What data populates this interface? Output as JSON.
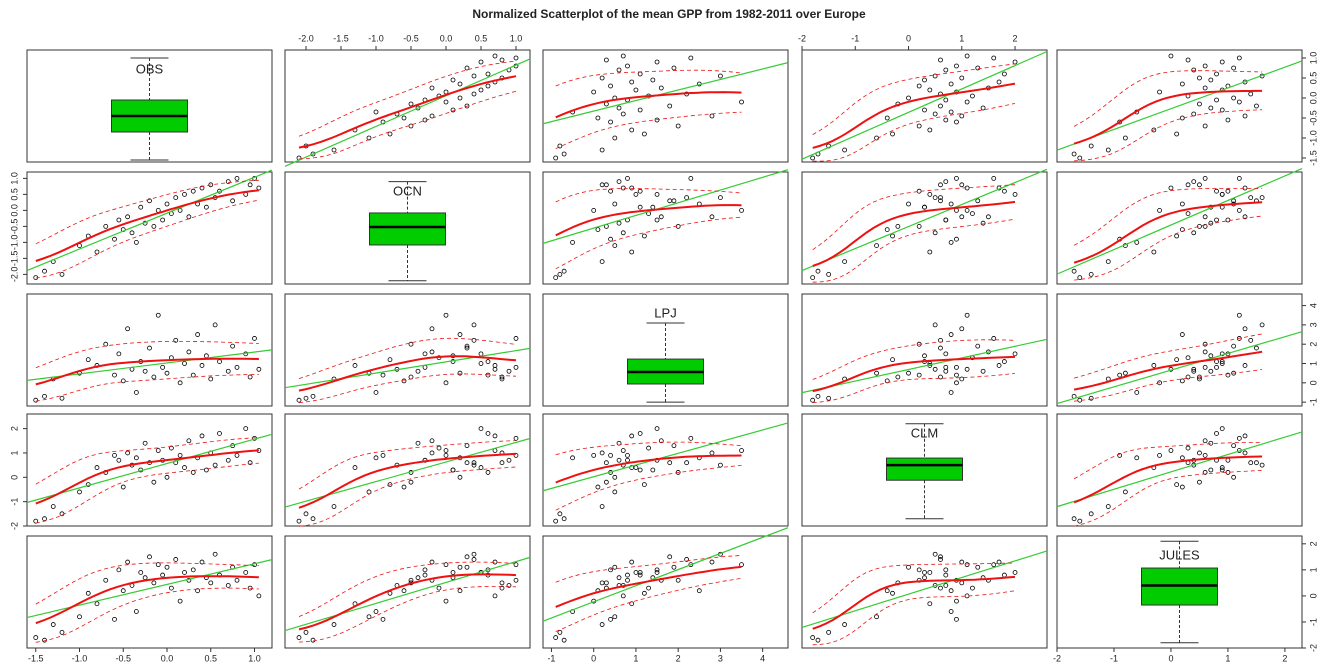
{
  "chart_data": {
    "type": "scatter-matrix",
    "title": "Normalized Scatterplot of the mean GPP from 1982-2011 over Europe",
    "box_color": "#00cc00",
    "point_color": "#000000",
    "fit_color": "#33cc33",
    "smooth_color": "#ee1111",
    "variables": [
      {
        "name": "OBS",
        "lim": [
          -1.6,
          1.2
        ],
        "ticks": [
          -1.5,
          {
            "value": -1,
            "label": "-1.0"
          },
          -0.5,
          {
            "value": 0,
            "label": "0.0"
          },
          0.5,
          {
            "value": 1,
            "label": "1.0"
          }
        ],
        "box": {
          "min": -1.55,
          "q1": -0.85,
          "median": -0.45,
          "q3": -0.05,
          "max": 1.0
        }
      },
      {
        "name": "OCN",
        "lim": [
          -2.3,
          1.2
        ],
        "ticks": [
          {
            "value": -2,
            "label": "-2.0"
          },
          -1.5,
          {
            "value": -1,
            "label": "-1.0"
          },
          -0.5,
          {
            "value": 0,
            "label": "0.0"
          },
          0.5,
          {
            "value": 1,
            "label": "1.0"
          }
        ],
        "box": {
          "min": -2.2,
          "q1": -1.08,
          "median": -0.52,
          "q3": -0.08,
          "max": 0.9
        }
      },
      {
        "name": "LPJ",
        "lim": [
          -1.2,
          4.6
        ],
        "ticks": [
          -1,
          0,
          1,
          2,
          3,
          4
        ],
        "box": {
          "min": -1.0,
          "q1": -0.06,
          "median": 0.56,
          "q3": 1.23,
          "max": 3.1
        }
      },
      {
        "name": "CLM",
        "lim": [
          -2,
          2.6
        ],
        "ticks": [
          -2,
          -1,
          0,
          1,
          2
        ],
        "box": {
          "min": -1.7,
          "q1": -0.12,
          "median": 0.5,
          "q3": 0.79,
          "max": 2.2
        }
      },
      {
        "name": "JULES",
        "lim": [
          -2,
          2.3
        ],
        "ticks": [
          -2,
          -1,
          0,
          1,
          2
        ],
        "box": {
          "min": -1.8,
          "q1": -0.35,
          "median": 0.4,
          "q3": 1.07,
          "max": 2.1
        }
      }
    ],
    "observations": [
      [
        -1.5,
        -2.1,
        -0.9,
        -1.8,
        -1.6
      ],
      [
        -1.4,
        -1.9,
        -0.7,
        -1.7,
        -1.7
      ],
      [
        -1.3,
        -1.6,
        0.2,
        -1.2,
        -1.1
      ],
      [
        -1.2,
        -2.0,
        -0.8,
        -1.5,
        -1.4
      ],
      [
        -1.0,
        -1.1,
        0.5,
        -0.6,
        -0.8
      ],
      [
        -0.9,
        -0.8,
        1.2,
        -0.3,
        0.1
      ],
      [
        -0.8,
        -1.3,
        0.9,
        0.4,
        -0.3
      ],
      [
        -0.7,
        -0.5,
        2.0,
        0.2,
        0.6
      ],
      [
        -0.6,
        -0.9,
        0.4,
        0.9,
        -0.9
      ],
      [
        -0.55,
        -0.3,
        1.5,
        0.7,
        1.0
      ],
      [
        -0.5,
        -0.6,
        0.1,
        -0.4,
        0.2
      ],
      [
        -0.45,
        -0.2,
        2.8,
        1.0,
        1.3
      ],
      [
        -0.4,
        -0.7,
        0.7,
        0.5,
        0.4
      ],
      [
        -0.35,
        -1.0,
        -0.5,
        0.8,
        -0.6
      ],
      [
        -0.3,
        0.1,
        1.1,
        0.3,
        0.9
      ],
      [
        -0.25,
        -0.4,
        0.6,
        1.4,
        0.7
      ],
      [
        -0.2,
        0.3,
        1.8,
        0.6,
        1.5
      ],
      [
        -0.15,
        -0.5,
        0.3,
        -0.2,
        0.5
      ],
      [
        -0.1,
        0.0,
        3.5,
        1.1,
        1.2
      ],
      [
        -0.05,
        -0.3,
        0.8,
        0.7,
        0.8
      ],
      [
        0.0,
        0.2,
        0.5,
        0.0,
        1.1
      ],
      [
        0.05,
        -0.1,
        1.3,
        1.2,
        0.3
      ],
      [
        0.1,
        0.4,
        2.2,
        0.6,
        1.4
      ],
      [
        0.15,
        0.0,
        0.0,
        0.9,
        -0.2
      ],
      [
        0.2,
        0.5,
        1.0,
        0.4,
        0.9
      ],
      [
        0.25,
        -0.2,
        1.6,
        1.5,
        0.6
      ],
      [
        0.3,
        0.6,
        0.4,
        0.2,
        1.0
      ],
      [
        0.35,
        0.2,
        2.5,
        0.8,
        0.2
      ],
      [
        0.4,
        0.7,
        0.9,
        1.7,
        1.3
      ],
      [
        0.45,
        0.1,
        1.4,
        0.3,
        0.7
      ],
      [
        0.5,
        0.8,
        0.2,
        1.0,
        0.5
      ],
      [
        0.55,
        0.4,
        3.0,
        0.5,
        1.6
      ],
      [
        0.6,
        0.6,
        1.1,
        1.8,
        0.8
      ],
      [
        0.7,
        0.9,
        0.6,
        0.7,
        0.4
      ],
      [
        0.75,
        0.3,
        1.9,
        1.3,
        1.1
      ],
      [
        0.8,
        1.0,
        0.8,
        0.9,
        0.6
      ],
      [
        0.9,
        0.5,
        1.5,
        2.0,
        0.9
      ],
      [
        0.95,
        0.8,
        0.3,
        0.6,
        0.3
      ],
      [
        1.0,
        1.0,
        2.3,
        1.6,
        1.2
      ],
      [
        1.05,
        0.7,
        0.7,
        1.1,
        0.0
      ]
    ]
  }
}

INSTRUCTIONS FOR THE TASK: Repeat the listing in full and exactly. Leave any pictures out.

OUTPUT:
What data populates this interface? Output as JSON.
{
  "chart_data": {
    "type": "scatter-matrix",
    "title": "Normalized Scatterplot of the mean GPP from 1982-2011 over Europe",
    "box_color": "#00cc00",
    "point_color": "#000000",
    "fit_color": "#33cc33",
    "smooth_color": "#ee1111",
    "variables": [
      {
        "name": "OBS",
        "lim": [
          -1.6,
          1.2
        ],
        "ticks": [
          -1.5,
          {
            "value": -1,
            "label": "-1.0"
          },
          -0.5,
          {
            "value": 0,
            "label": "0.0"
          },
          0.5,
          {
            "value": 1,
            "label": "1.0"
          }
        ],
        "box": {
          "min": -1.55,
          "q1": -0.85,
          "median": -0.45,
          "q3": -0.05,
          "max": 1.0
        }
      },
      {
        "name": "OCN",
        "lim": [
          -2.3,
          1.2
        ],
        "ticks": [
          {
            "value": -2,
            "label": "-2.0"
          },
          -1.5,
          {
            "value": -1,
            "label": "-1.0"
          },
          -0.5,
          {
            "value": 0,
            "label": "0.0"
          },
          0.5,
          {
            "value": 1,
            "label": "1.0"
          }
        ],
        "box": {
          "min": -2.2,
          "q1": -1.08,
          "median": -0.52,
          "q3": -0.08,
          "max": 0.9
        }
      },
      {
        "name": "LPJ",
        "lim": [
          -1.2,
          4.6
        ],
        "ticks": [
          -1,
          0,
          1,
          2,
          3,
          4
        ],
        "box": {
          "min": -1.0,
          "q1": -0.06,
          "median": 0.56,
          "q3": 1.23,
          "max": 3.1
        }
      },
      {
        "name": "CLM",
        "lim": [
          -2,
          2.6
        ],
        "ticks": [
          -2,
          -1,
          0,
          1,
          2
        ],
        "box": {
          "min": -1.7,
          "q1": -0.12,
          "median": 0.5,
          "q3": 0.79,
          "max": 2.2
        }
      },
      {
        "name": "JULES",
        "lim": [
          -2,
          2.3
        ],
        "ticks": [
          -2,
          -1,
          0,
          1,
          2
        ],
        "box": {
          "min": -1.8,
          "q1": -0.35,
          "median": 0.4,
          "q3": 1.07,
          "max": 2.1
        }
      }
    ],
    "observations": [
      [
        -1.5,
        -2.1,
        -0.9,
        -1.8,
        -1.6
      ],
      [
        -1.4,
        -1.9,
        -0.7,
        -1.7,
        -1.7
      ],
      [
        -1.3,
        -1.6,
        0.2,
        -1.2,
        -1.1
      ],
      [
        -1.2,
        -2.0,
        -0.8,
        -1.5,
        -1.4
      ],
      [
        -1.0,
        -1.1,
        0.5,
        -0.6,
        -0.8
      ],
      [
        -0.9,
        -0.8,
        1.2,
        -0.3,
        0.1
      ],
      [
        -0.8,
        -1.3,
        0.9,
        0.4,
        -0.3
      ],
      [
        -0.7,
        -0.5,
        2.0,
        0.2,
        0.6
      ],
      [
        -0.6,
        -0.9,
        0.4,
        0.9,
        -0.9
      ],
      [
        -0.55,
        -0.3,
        1.5,
        0.7,
        1.0
      ],
      [
        -0.5,
        -0.6,
        0.1,
        -0.4,
        0.2
      ],
      [
        -0.45,
        -0.2,
        2.8,
        1.0,
        1.3
      ],
      [
        -0.4,
        -0.7,
        0.7,
        0.5,
        0.4
      ],
      [
        -0.35,
        -1.0,
        -0.5,
        0.8,
        -0.6
      ],
      [
        -0.3,
        0.1,
        1.1,
        0.3,
        0.9
      ],
      [
        -0.25,
        -0.4,
        0.6,
        1.4,
        0.7
      ],
      [
        -0.2,
        0.3,
        1.8,
        0.6,
        1.5
      ],
      [
        -0.15,
        -0.5,
        0.3,
        -0.2,
        0.5
      ],
      [
        -0.1,
        0.0,
        3.5,
        1.1,
        1.2
      ],
      [
        -0.05,
        -0.3,
        0.8,
        0.7,
        0.8
      ],
      [
        0.0,
        0.2,
        0.5,
        0.0,
        1.1
      ],
      [
        0.05,
        -0.1,
        1.3,
        1.2,
        0.3
      ],
      [
        0.1,
        0.4,
        2.2,
        0.6,
        1.4
      ],
      [
        0.15,
        0.0,
        0.0,
        0.9,
        -0.2
      ],
      [
        0.2,
        0.5,
        1.0,
        0.4,
        0.9
      ],
      [
        0.25,
        -0.2,
        1.6,
        1.5,
        0.6
      ],
      [
        0.3,
        0.6,
        0.4,
        0.2,
        1.0
      ],
      [
        0.35,
        0.2,
        2.5,
        0.8,
        0.2
      ],
      [
        0.4,
        0.7,
        0.9,
        1.7,
        1.3
      ],
      [
        0.45,
        0.1,
        1.4,
        0.3,
        0.7
      ],
      [
        0.5,
        0.8,
        0.2,
        1.0,
        0.5
      ],
      [
        0.55,
        0.4,
        3.0,
        0.5,
        1.6
      ],
      [
        0.6,
        0.6,
        1.1,
        1.8,
        0.8
      ],
      [
        0.7,
        0.9,
        0.6,
        0.7,
        0.4
      ],
      [
        0.75,
        0.3,
        1.9,
        1.3,
        1.1
      ],
      [
        0.8,
        1.0,
        0.8,
        0.9,
        0.6
      ],
      [
        0.9,
        0.5,
        1.5,
        2.0,
        0.9
      ],
      [
        0.95,
        0.8,
        0.3,
        0.6,
        0.3
      ],
      [
        1.0,
        1.0,
        2.3,
        1.6,
        1.2
      ],
      [
        1.05,
        0.7,
        0.7,
        1.1,
        0.0
      ]
    ]
  }
}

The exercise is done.